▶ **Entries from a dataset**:
+-------+

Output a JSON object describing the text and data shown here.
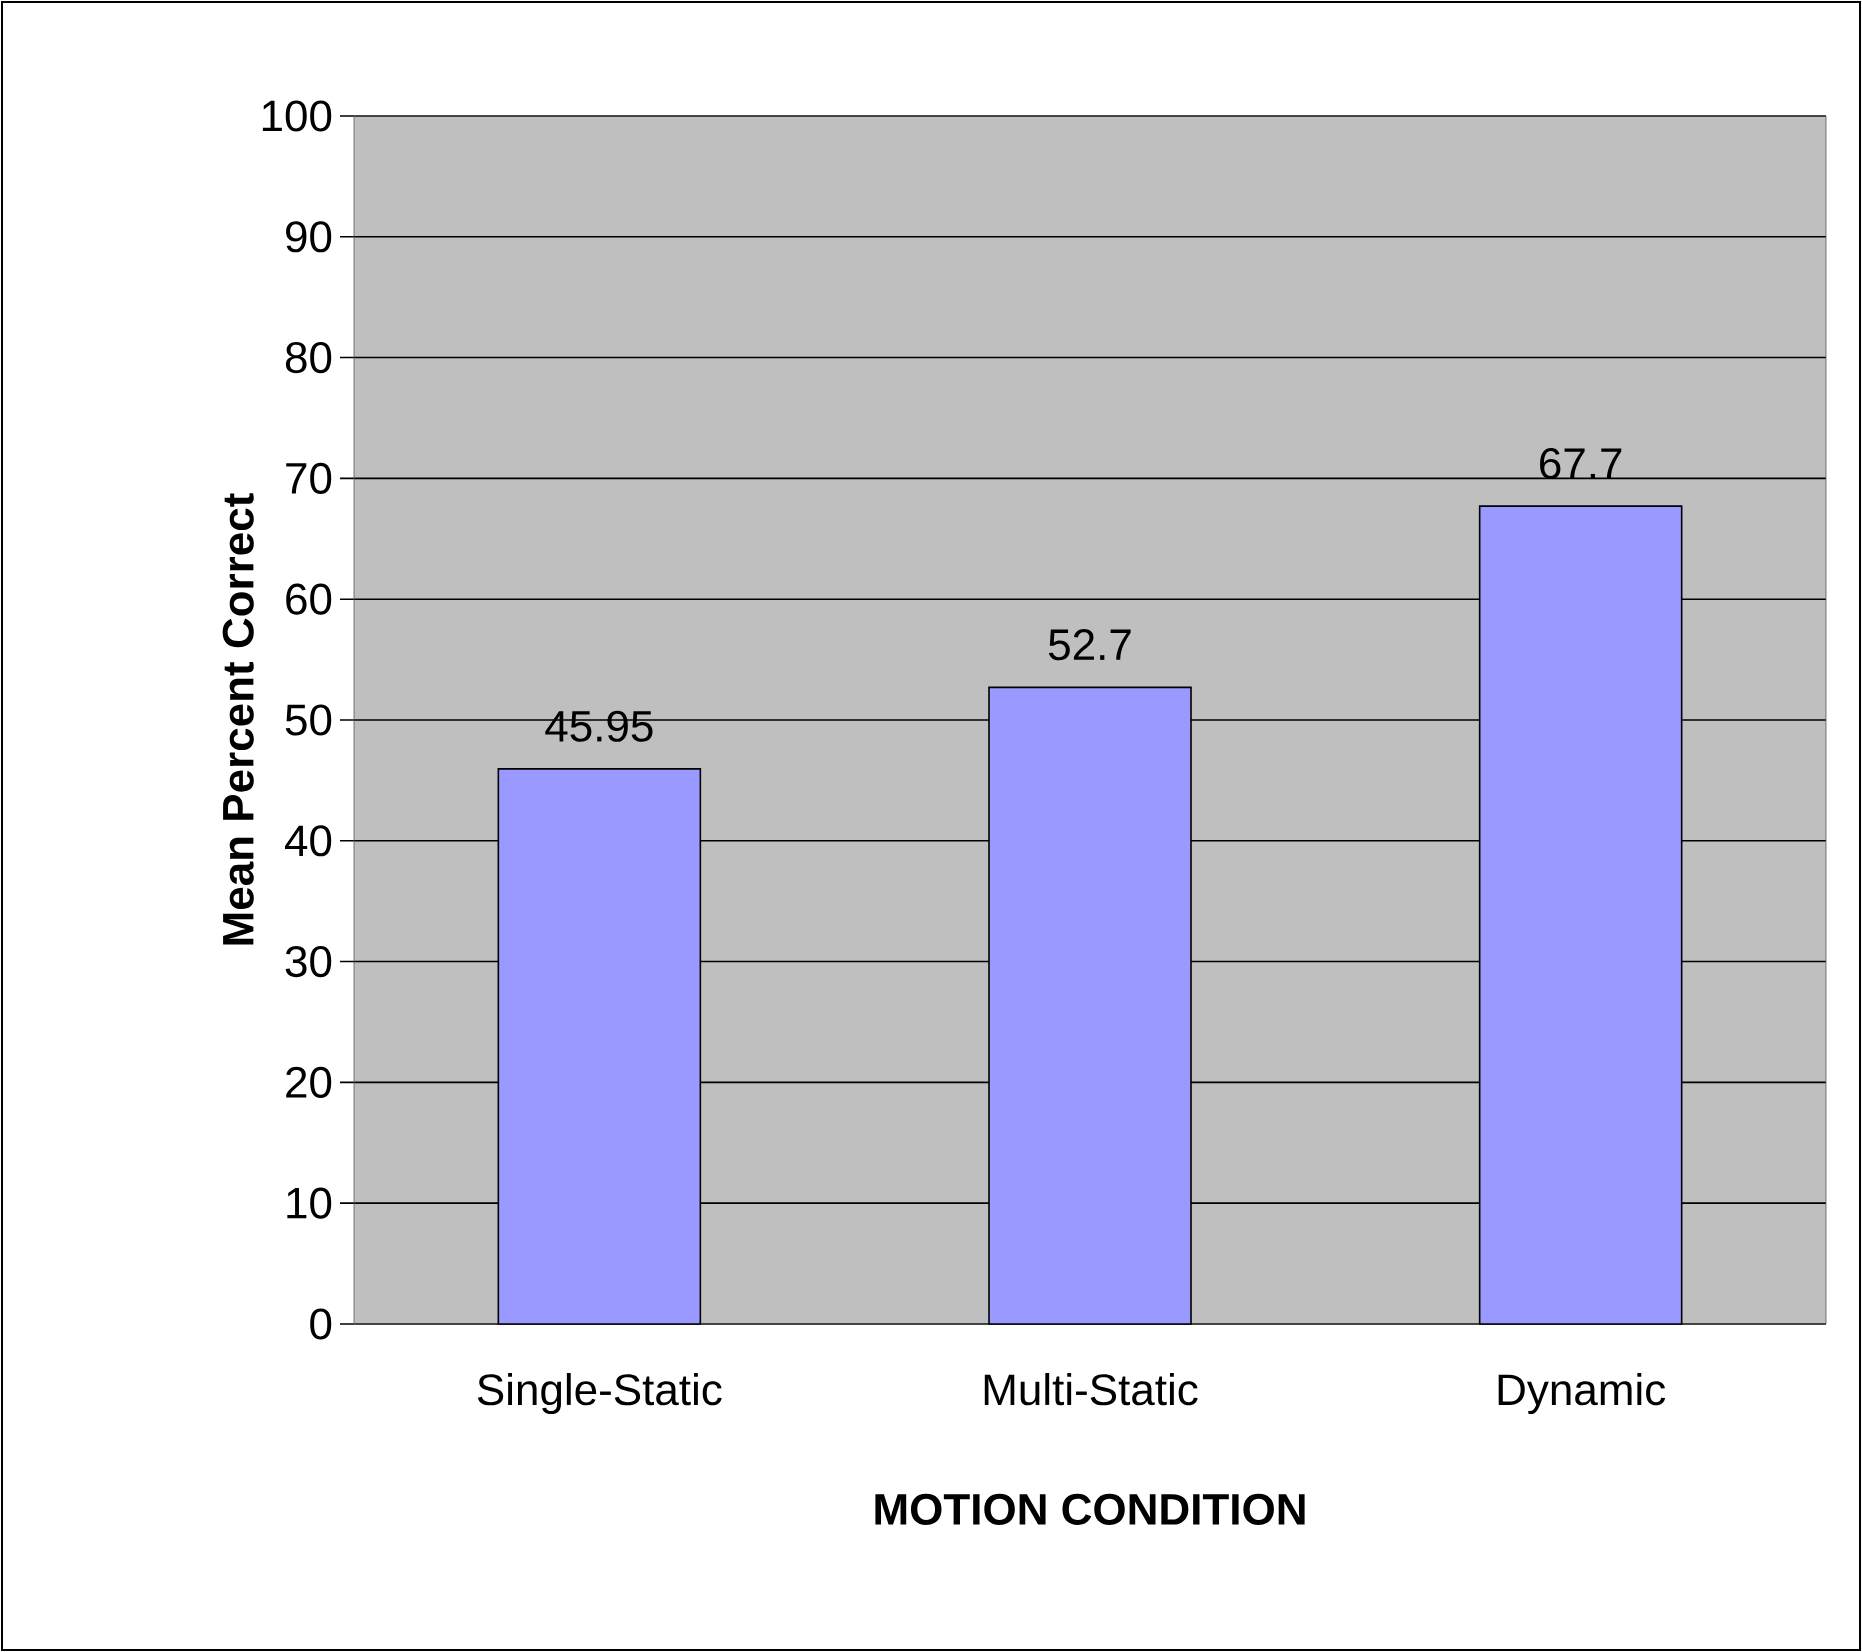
{
  "chart_data": {
    "type": "bar",
    "xlabel": "MOTION CONDITION",
    "ylabel": "Mean Percent Correct",
    "categories": [
      "Single-Static",
      "Multi-Static",
      "Dynamic"
    ],
    "values": [
      45.95,
      52.7,
      67.7
    ],
    "color": "#9999ff",
    "ylim": [
      0,
      100
    ],
    "yticks": [
      0,
      10,
      20,
      30,
      40,
      50,
      60,
      70,
      80,
      90,
      100
    ],
    "grid": "y",
    "data_labels": true
  }
}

+-------+

▶ **PROBLEM DESCRIPTION**: Leave out every picture and copy the rest of the records exactly.

▶ **FINAL ANSWER**:
Output a JSON object describing the text and data shown here.
{
  "chart_data": {
    "type": "bar",
    "xlabel": "MOTION CONDITION",
    "ylabel": "Mean Percent Correct",
    "categories": [
      "Single-Static",
      "Multi-Static",
      "Dynamic"
    ],
    "values": [
      45.95,
      52.7,
      67.7
    ],
    "color": "#9999ff",
    "ylim": [
      0,
      100
    ],
    "yticks": [
      0,
      10,
      20,
      30,
      40,
      50,
      60,
      70,
      80,
      90,
      100
    ],
    "grid": "y",
    "data_labels": true
  }
}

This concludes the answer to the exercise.